## [Chart and figure data]
※

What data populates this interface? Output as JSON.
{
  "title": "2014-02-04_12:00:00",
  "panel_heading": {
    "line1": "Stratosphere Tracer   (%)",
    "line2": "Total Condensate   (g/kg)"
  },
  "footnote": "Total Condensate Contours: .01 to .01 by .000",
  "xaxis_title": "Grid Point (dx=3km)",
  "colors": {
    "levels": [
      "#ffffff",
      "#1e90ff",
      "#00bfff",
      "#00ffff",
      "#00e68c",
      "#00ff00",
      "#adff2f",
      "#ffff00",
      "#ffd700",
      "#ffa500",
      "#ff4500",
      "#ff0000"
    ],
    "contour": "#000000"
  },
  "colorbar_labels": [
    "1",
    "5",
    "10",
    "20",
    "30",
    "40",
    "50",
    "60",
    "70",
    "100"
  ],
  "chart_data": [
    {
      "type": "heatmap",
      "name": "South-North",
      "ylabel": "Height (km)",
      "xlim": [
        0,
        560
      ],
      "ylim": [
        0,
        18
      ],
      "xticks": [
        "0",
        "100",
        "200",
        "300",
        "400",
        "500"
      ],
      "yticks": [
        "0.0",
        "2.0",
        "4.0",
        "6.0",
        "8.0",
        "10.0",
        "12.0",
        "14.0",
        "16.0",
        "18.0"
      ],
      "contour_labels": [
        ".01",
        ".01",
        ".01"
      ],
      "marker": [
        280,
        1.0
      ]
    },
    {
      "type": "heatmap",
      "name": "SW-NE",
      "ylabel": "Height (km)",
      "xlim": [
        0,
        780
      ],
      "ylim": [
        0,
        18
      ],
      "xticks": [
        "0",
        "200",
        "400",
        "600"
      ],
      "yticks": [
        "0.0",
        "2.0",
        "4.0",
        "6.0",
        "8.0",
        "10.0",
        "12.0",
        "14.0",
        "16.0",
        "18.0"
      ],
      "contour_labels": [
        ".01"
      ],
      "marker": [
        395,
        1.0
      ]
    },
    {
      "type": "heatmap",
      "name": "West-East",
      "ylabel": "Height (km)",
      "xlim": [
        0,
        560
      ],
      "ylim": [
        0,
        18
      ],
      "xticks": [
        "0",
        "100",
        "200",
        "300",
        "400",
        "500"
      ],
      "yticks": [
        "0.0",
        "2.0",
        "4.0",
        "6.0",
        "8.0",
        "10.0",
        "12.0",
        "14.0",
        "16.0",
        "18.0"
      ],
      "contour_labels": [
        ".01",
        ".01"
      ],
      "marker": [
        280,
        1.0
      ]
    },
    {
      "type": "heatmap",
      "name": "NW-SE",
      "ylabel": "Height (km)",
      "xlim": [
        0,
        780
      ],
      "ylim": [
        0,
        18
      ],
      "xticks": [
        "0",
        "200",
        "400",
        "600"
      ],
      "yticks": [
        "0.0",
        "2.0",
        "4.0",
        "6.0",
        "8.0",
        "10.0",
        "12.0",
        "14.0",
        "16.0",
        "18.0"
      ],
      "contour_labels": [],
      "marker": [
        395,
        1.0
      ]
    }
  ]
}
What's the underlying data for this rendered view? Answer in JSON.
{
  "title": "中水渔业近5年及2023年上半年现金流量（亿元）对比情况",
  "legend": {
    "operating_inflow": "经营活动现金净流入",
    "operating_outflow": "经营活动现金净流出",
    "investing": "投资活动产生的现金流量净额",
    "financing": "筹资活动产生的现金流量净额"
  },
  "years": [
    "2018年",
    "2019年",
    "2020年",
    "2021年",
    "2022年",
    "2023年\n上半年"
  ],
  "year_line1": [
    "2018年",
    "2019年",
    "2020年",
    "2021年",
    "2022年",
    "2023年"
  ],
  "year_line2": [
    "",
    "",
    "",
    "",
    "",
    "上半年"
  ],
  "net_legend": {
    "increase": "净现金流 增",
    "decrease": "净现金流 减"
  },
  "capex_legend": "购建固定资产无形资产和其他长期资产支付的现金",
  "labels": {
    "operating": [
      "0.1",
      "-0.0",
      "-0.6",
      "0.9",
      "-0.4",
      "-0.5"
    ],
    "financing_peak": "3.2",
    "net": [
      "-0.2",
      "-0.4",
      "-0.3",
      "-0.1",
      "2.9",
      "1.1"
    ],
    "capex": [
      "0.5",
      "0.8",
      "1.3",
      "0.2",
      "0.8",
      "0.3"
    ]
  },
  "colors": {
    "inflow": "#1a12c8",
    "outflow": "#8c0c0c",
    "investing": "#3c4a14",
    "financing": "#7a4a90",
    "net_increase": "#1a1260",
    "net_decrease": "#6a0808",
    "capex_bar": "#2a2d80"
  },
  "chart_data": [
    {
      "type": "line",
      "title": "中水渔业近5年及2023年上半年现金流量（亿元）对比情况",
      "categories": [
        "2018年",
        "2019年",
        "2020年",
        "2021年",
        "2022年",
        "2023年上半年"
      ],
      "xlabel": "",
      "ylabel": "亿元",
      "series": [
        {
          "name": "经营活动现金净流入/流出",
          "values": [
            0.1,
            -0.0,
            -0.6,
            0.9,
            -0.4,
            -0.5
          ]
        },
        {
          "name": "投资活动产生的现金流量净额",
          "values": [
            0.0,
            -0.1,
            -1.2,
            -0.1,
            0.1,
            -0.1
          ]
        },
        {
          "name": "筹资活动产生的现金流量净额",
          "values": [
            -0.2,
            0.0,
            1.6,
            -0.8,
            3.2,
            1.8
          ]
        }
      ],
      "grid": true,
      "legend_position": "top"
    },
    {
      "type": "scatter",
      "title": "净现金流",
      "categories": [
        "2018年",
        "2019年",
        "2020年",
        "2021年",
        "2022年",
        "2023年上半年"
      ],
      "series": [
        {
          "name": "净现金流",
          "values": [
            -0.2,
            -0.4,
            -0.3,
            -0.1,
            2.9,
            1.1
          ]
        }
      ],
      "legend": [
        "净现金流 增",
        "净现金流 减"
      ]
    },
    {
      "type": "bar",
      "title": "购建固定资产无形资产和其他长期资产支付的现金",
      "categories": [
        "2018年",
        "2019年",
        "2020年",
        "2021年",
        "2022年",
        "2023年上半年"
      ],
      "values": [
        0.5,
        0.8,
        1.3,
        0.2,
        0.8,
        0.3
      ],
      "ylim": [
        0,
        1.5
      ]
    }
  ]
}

※

Identify how many lines in the entries above contain the word "JSON" and provide only that figure.

2